→ Aim: Only the pictures stay out; every record is to be quoted exactly.
---
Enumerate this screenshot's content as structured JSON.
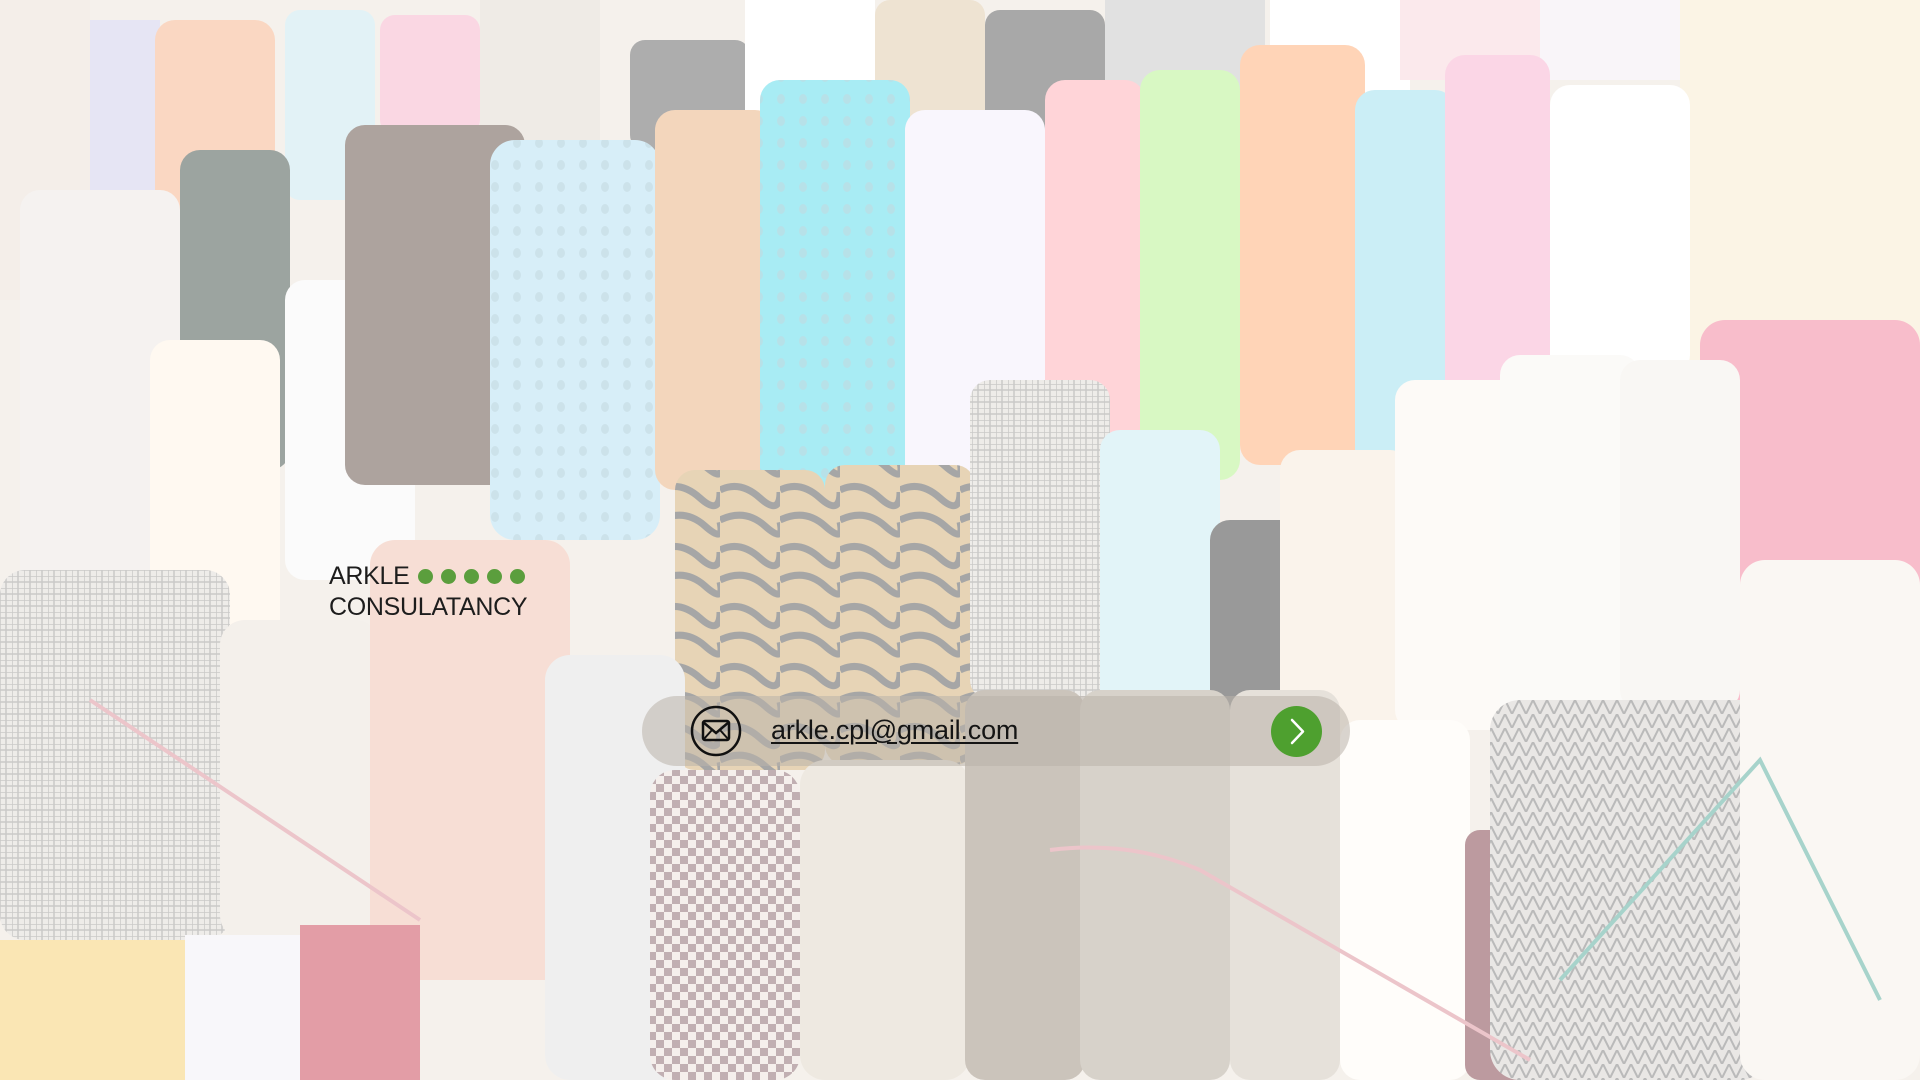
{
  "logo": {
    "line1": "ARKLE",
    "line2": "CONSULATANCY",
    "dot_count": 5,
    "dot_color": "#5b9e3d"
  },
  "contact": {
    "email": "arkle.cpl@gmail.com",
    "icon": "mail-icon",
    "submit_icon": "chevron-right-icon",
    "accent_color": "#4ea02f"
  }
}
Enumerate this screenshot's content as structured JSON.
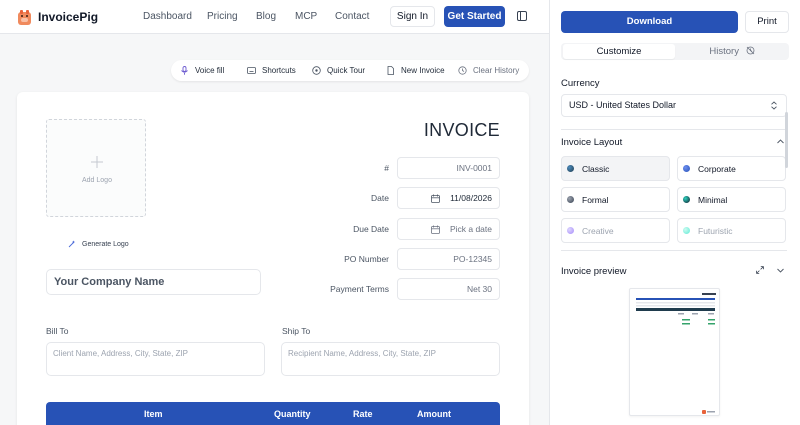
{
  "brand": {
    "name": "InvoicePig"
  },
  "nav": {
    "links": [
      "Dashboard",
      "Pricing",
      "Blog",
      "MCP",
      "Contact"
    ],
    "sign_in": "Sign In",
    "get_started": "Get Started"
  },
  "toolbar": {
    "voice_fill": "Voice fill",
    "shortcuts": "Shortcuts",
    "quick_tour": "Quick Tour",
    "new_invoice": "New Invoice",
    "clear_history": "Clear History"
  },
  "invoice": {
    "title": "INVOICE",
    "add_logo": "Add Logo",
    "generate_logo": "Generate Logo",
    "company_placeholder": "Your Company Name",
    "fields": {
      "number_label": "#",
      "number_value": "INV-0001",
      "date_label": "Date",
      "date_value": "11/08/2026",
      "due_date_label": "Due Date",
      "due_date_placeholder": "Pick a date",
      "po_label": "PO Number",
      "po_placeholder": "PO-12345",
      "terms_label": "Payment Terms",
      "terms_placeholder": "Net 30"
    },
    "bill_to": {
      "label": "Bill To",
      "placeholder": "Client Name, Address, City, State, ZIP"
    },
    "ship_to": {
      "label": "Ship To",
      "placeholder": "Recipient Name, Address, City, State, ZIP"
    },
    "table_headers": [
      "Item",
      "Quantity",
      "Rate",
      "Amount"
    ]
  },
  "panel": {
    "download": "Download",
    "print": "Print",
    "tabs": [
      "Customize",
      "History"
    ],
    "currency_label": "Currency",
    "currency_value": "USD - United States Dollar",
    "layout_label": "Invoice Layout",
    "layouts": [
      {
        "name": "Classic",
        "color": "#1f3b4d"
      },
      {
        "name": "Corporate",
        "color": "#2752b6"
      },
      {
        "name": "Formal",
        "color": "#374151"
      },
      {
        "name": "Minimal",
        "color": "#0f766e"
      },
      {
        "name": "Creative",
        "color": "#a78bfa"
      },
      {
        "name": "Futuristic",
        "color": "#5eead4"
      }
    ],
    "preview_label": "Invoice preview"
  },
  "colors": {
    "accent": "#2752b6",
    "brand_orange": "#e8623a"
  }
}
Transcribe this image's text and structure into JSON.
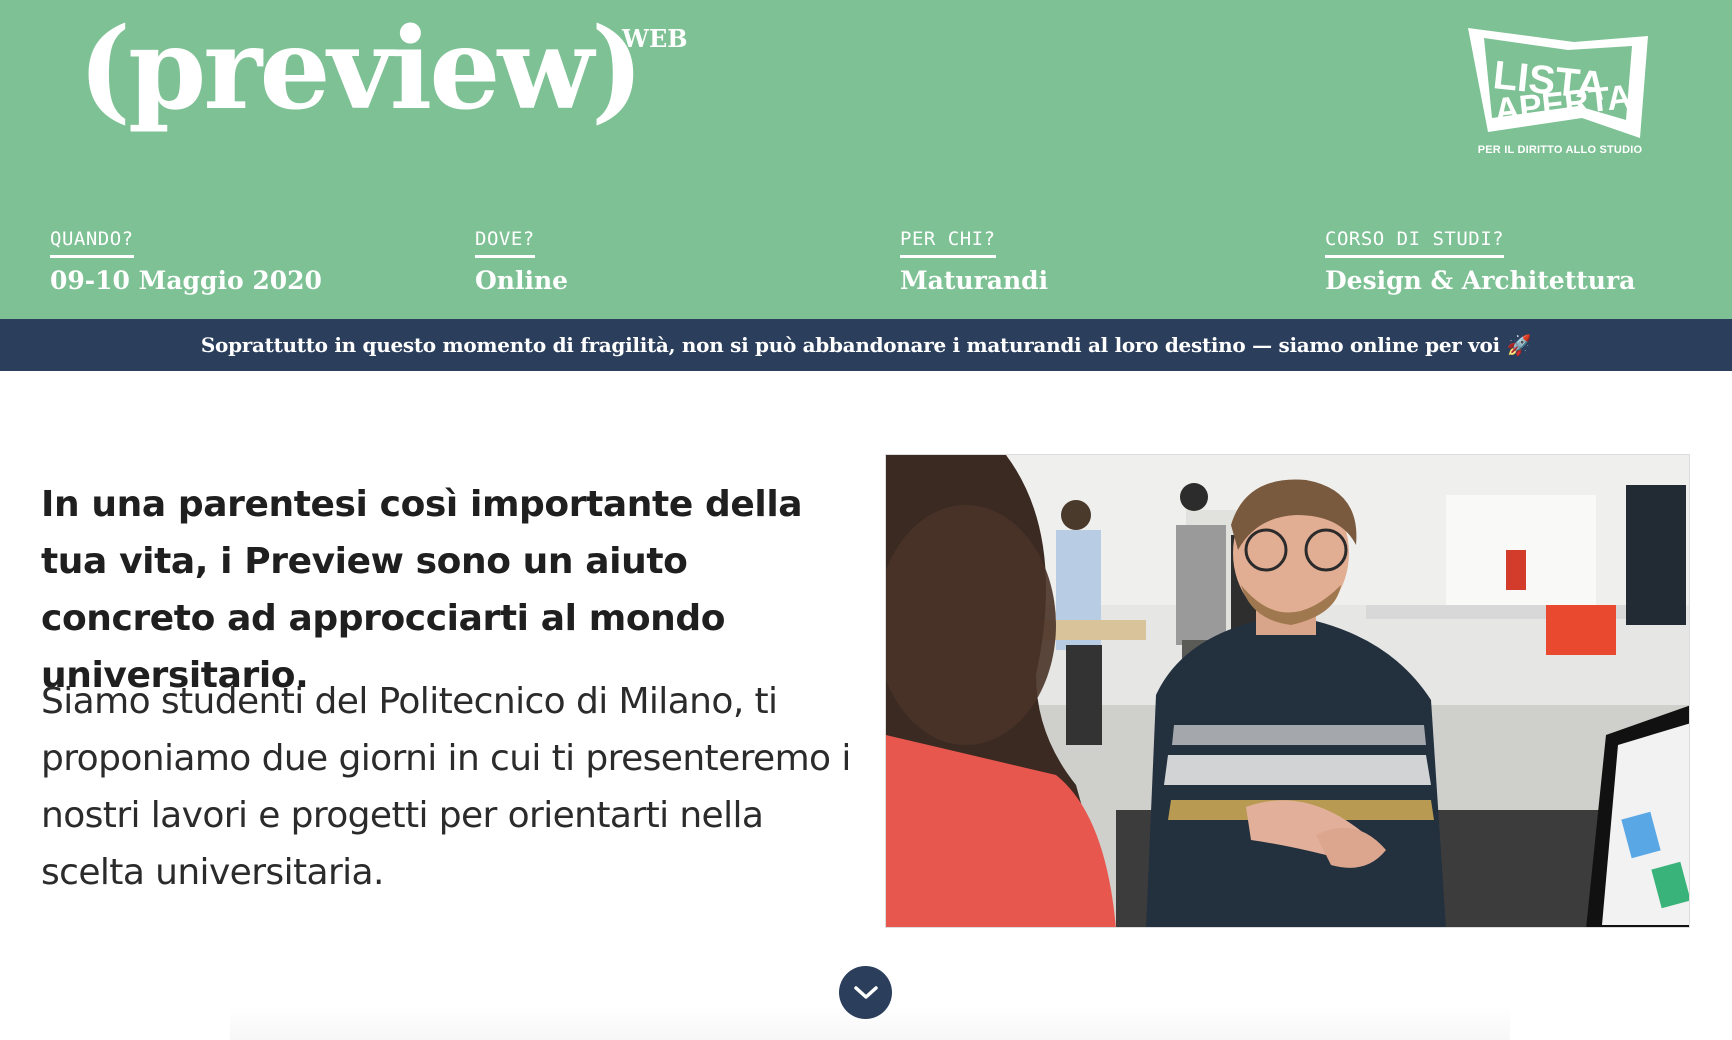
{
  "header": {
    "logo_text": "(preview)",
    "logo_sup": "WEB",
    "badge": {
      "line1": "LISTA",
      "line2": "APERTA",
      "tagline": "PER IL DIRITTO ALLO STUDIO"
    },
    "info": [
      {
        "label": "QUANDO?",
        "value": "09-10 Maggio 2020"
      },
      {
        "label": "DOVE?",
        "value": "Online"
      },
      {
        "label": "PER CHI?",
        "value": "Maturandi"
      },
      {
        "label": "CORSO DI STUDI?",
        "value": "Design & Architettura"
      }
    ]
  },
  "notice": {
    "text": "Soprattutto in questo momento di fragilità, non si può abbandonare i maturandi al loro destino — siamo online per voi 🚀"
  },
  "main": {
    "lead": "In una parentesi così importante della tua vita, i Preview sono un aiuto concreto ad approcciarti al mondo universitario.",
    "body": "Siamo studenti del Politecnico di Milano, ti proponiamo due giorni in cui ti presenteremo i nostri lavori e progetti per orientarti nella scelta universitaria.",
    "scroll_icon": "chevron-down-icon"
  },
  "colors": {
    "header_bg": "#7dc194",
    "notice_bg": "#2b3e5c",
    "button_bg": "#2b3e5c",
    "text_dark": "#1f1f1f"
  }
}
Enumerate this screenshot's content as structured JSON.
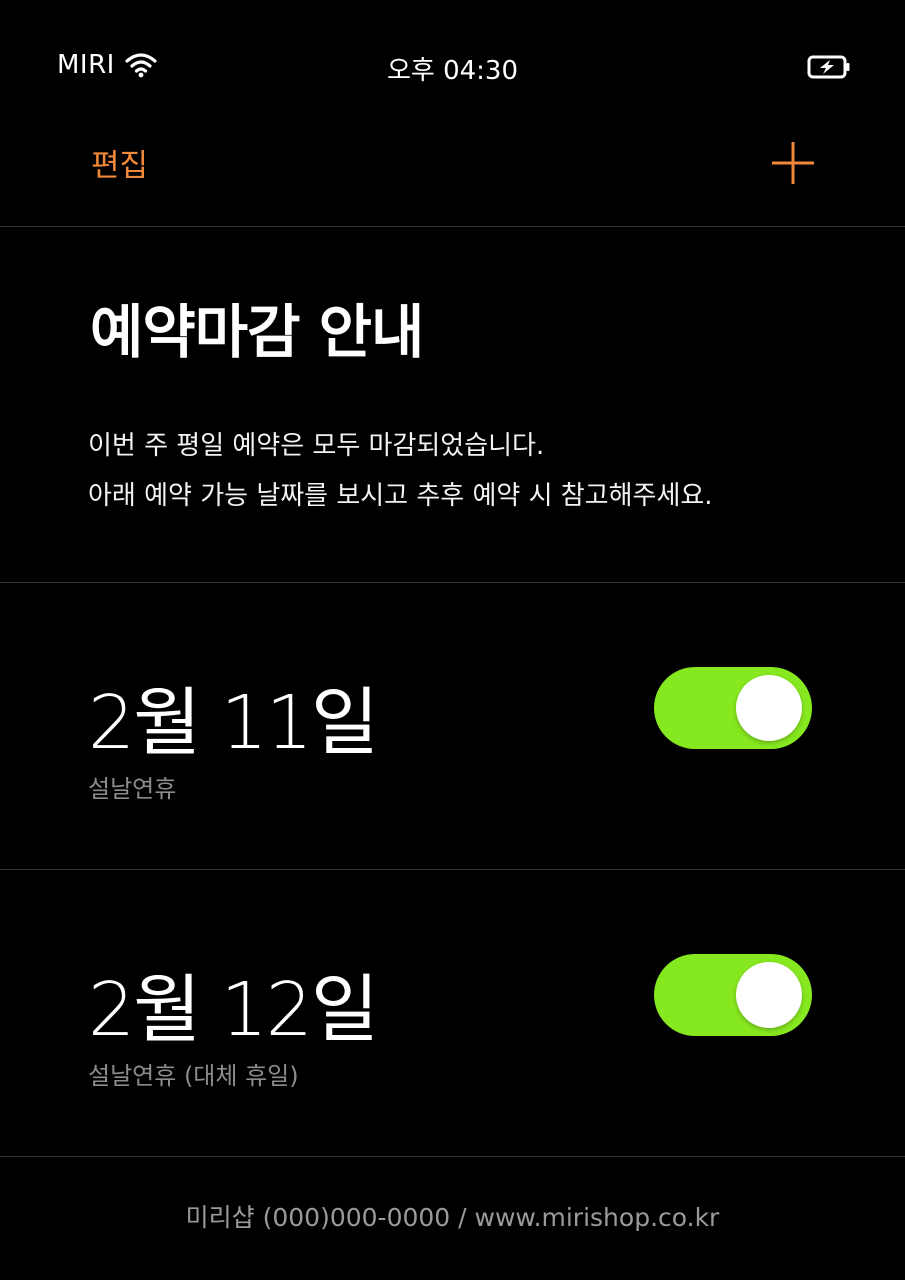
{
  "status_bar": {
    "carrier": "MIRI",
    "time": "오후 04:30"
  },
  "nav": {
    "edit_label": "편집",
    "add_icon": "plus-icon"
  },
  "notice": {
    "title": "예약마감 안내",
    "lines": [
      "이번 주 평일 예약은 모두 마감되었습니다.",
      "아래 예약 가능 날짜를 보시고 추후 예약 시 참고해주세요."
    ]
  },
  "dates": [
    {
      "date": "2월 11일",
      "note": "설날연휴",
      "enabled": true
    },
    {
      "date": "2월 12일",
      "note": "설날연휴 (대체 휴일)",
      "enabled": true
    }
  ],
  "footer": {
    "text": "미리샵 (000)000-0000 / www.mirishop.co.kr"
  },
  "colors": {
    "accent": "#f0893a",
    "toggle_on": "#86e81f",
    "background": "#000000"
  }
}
---
→ Solution below:
Enumerate this screenshot's content as structured JSON.
{
  "logo": {
    "line1": "ARKLE",
    "line2": "CONSULATANCY",
    "dot_count": 5,
    "dot_color": "#5b9e3d"
  },
  "contact": {
    "email": "arkle.cpl@gmail.com",
    "icon": "mail-icon",
    "submit_icon": "chevron-right-icon",
    "accent_color": "#4ea02f"
  }
}
Enumerate this screenshot's content as structured JSON.
{
  "brand": {
    "name": "InvoicePig"
  },
  "nav": {
    "links": [
      "Dashboard",
      "Pricing",
      "Blog",
      "MCP",
      "Contact"
    ],
    "sign_in": "Sign In",
    "get_started": "Get Started"
  },
  "toolbar": {
    "voice_fill": "Voice fill",
    "shortcuts": "Shortcuts",
    "quick_tour": "Quick Tour",
    "new_invoice": "New Invoice",
    "clear_history": "Clear History"
  },
  "invoice": {
    "title": "INVOICE",
    "add_logo": "Add Logo",
    "generate_logo": "Generate Logo",
    "company_placeholder": "Your Company Name",
    "fields": {
      "number_label": "#",
      "number_value": "INV-0001",
      "date_label": "Date",
      "date_value": "11/08/2026",
      "due_date_label": "Due Date",
      "due_date_placeholder": "Pick a date",
      "po_label": "PO Number",
      "po_placeholder": "PO-12345",
      "terms_label": "Payment Terms",
      "terms_placeholder": "Net 30"
    },
    "bill_to": {
      "label": "Bill To",
      "placeholder": "Client Name, Address, City, State, ZIP"
    },
    "ship_to": {
      "label": "Ship To",
      "placeholder": "Recipient Name, Address, City, State, ZIP"
    },
    "table_headers": [
      "Item",
      "Quantity",
      "Rate",
      "Amount"
    ]
  },
  "panel": {
    "download": "Download",
    "print": "Print",
    "tabs": [
      "Customize",
      "History"
    ],
    "currency_label": "Currency",
    "currency_value": "USD - United States Dollar",
    "layout_label": "Invoice Layout",
    "layouts": [
      {
        "name": "Classic",
        "color": "#1f3b4d"
      },
      {
        "name": "Corporate",
        "color": "#2752b6"
      },
      {
        "name": "Formal",
        "color": "#374151"
      },
      {
        "name": "Minimal",
        "color": "#0f766e"
      },
      {
        "name": "Creative",
        "color": "#a78bfa"
      },
      {
        "name": "Futuristic",
        "color": "#5eead4"
      }
    ],
    "preview_label": "Invoice preview"
  },
  "colors": {
    "accent": "#2752b6",
    "brand_orange": "#e8623a"
  }
}
Transcribe this image's text and structure into JSON.
{
  "header": {
    "logo_text": "(preview)",
    "logo_sup": "WEB",
    "badge": {
      "line1": "LISTA",
      "line2": "APERTA",
      "tagline": "PER IL DIRITTO ALLO STUDIO"
    },
    "info": [
      {
        "label": "QUANDO?",
        "value": "09-10 Maggio 2020"
      },
      {
        "label": "DOVE?",
        "value": "Online"
      },
      {
        "label": "PER CHI?",
        "value": "Maturandi"
      },
      {
        "label": "CORSO DI STUDI?",
        "value": "Design & Architettura"
      }
    ]
  },
  "notice": {
    "text": "Soprattutto in questo momento di fragilità, non si può abbandonare i maturandi al loro destino — siamo online per voi 🚀"
  },
  "main": {
    "lead": "In una parentesi così importante della tua vita, i Preview sono un aiuto concreto ad approcciarti al mondo universitario.",
    "body": "Siamo studenti del Politecnico di Milano, ti proponiamo due giorni in cui ti presenteremo i nostri lavori e progetti per orientarti nella scelta universitaria.",
    "scroll_icon": "chevron-down-icon"
  },
  "colors": {
    "header_bg": "#7dc194",
    "notice_bg": "#2b3e5c",
    "button_bg": "#2b3e5c",
    "text_dark": "#1f1f1f"
  }
}
Enumerate this screenshot's content as structured JSON.
{
  "status_bar": {
    "carrier": "MIRI",
    "time": "오후 04:30"
  },
  "nav": {
    "edit_label": "편집",
    "add_icon": "plus-icon"
  },
  "notice": {
    "title": "예약마감 안내",
    "lines": [
      "이번 주 평일 예약은 모두 마감되었습니다.",
      "아래 예약 가능 날짜를 보시고 추후 예약 시 참고해주세요."
    ]
  },
  "dates": [
    {
      "date": "2월 11일",
      "note": "설날연휴",
      "enabled": true
    },
    {
      "date": "2월 12일",
      "note": "설날연휴 (대체 휴일)",
      "enabled": true
    }
  ],
  "footer": {
    "text": "미리샵 (000)000-0000 / www.mirishop.co.kr"
  },
  "colors": {
    "accent": "#f0893a",
    "toggle_on": "#86e81f",
    "background": "#000000"
  }
}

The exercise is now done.